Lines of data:
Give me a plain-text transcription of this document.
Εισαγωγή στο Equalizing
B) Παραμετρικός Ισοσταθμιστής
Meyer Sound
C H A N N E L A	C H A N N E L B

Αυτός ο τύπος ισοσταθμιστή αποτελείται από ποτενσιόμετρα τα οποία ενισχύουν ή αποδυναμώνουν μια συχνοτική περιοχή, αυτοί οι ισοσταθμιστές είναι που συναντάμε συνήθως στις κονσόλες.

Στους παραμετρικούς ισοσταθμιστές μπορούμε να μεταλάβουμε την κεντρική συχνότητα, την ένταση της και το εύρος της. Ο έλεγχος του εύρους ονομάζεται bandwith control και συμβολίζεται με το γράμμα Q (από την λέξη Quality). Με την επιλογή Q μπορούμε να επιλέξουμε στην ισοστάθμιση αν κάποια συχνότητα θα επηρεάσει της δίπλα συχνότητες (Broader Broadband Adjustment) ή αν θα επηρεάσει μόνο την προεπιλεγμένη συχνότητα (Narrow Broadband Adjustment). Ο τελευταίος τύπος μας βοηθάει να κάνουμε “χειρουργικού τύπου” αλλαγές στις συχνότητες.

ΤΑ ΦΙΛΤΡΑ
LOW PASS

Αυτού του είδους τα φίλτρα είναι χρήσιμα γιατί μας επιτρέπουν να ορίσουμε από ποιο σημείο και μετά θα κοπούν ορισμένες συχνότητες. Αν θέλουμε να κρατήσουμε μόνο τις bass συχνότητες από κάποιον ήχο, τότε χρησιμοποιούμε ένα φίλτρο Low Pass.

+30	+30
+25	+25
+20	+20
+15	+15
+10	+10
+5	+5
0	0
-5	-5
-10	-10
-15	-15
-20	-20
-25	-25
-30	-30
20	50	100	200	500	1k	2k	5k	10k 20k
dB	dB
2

> [Exercise details]: Print the whole listing again, exactly.

> [Result for this task]:
Give me a plain-text transcription of this document.
Εισαγωγή στο Equalizing
B) Παραμετρικός Ισοσταθμιστής
Meyer Sound
C H A N N E L A	C H A N N E L B

Αυτός ο τύπος ισοσταθμιστή αποτελείται από ποτενσιόμετρα τα οποία ενισχύουν ή αποδυναμώνουν μια συχνοτική περιοχή, αυτοί οι ισοσταθμιστές είναι που συναντάμε συνήθως στις κονσόλες.

Στους παραμετρικούς ισοσταθμιστές μπορούμε να μεταλάβουμε την κεντρική συχνότητα, την ένταση της και το εύρος της. Ο έλεγχος του εύρους ονομάζεται bandwith control και συμβολίζεται με το γράμμα Q (από την λέξη Quality). Με την επιλογή Q μπορούμε να επιλέξουμε στην ισοστάθμιση αν κάποια συχνότητα θα επηρεάσει της δίπλα συχνότητες (Broader Broadband Adjustment) ή αν θα επηρεάσει μόνο την προεπιλεγμένη συχνότητα (Narrow Broadband Adjustment). Ο τελευταίος τύπος μας βοηθάει να κάνουμε “χειρουργικού τύπου” αλλαγές στις συχνότητες.

ΤΑ ΦΙΛΤΡΑ
LOW PASS

Αυτού του είδους τα φίλτρα είναι χρήσιμα γιατί μας επιτρέπουν να ορίσουμε από ποιο σημείο και μετά θα κοπούν ορισμένες συχνότητες. Αν θέλουμε να κρατήσουμε μόνο τις bass συχνότητες από κάποιον ήχο, τότε χρησιμοποιούμε ένα φίλτρο Low Pass.

+30	+30
+25	+25
+20	+20
+15	+15
+10	+10
+5	+5
0	0
-5	-5
-10	-10
-15	-15
-20	-20
-25	-25
-30	-30
20	50	100	200	500	1k	2k	5k	10k 20k
dB	dB
2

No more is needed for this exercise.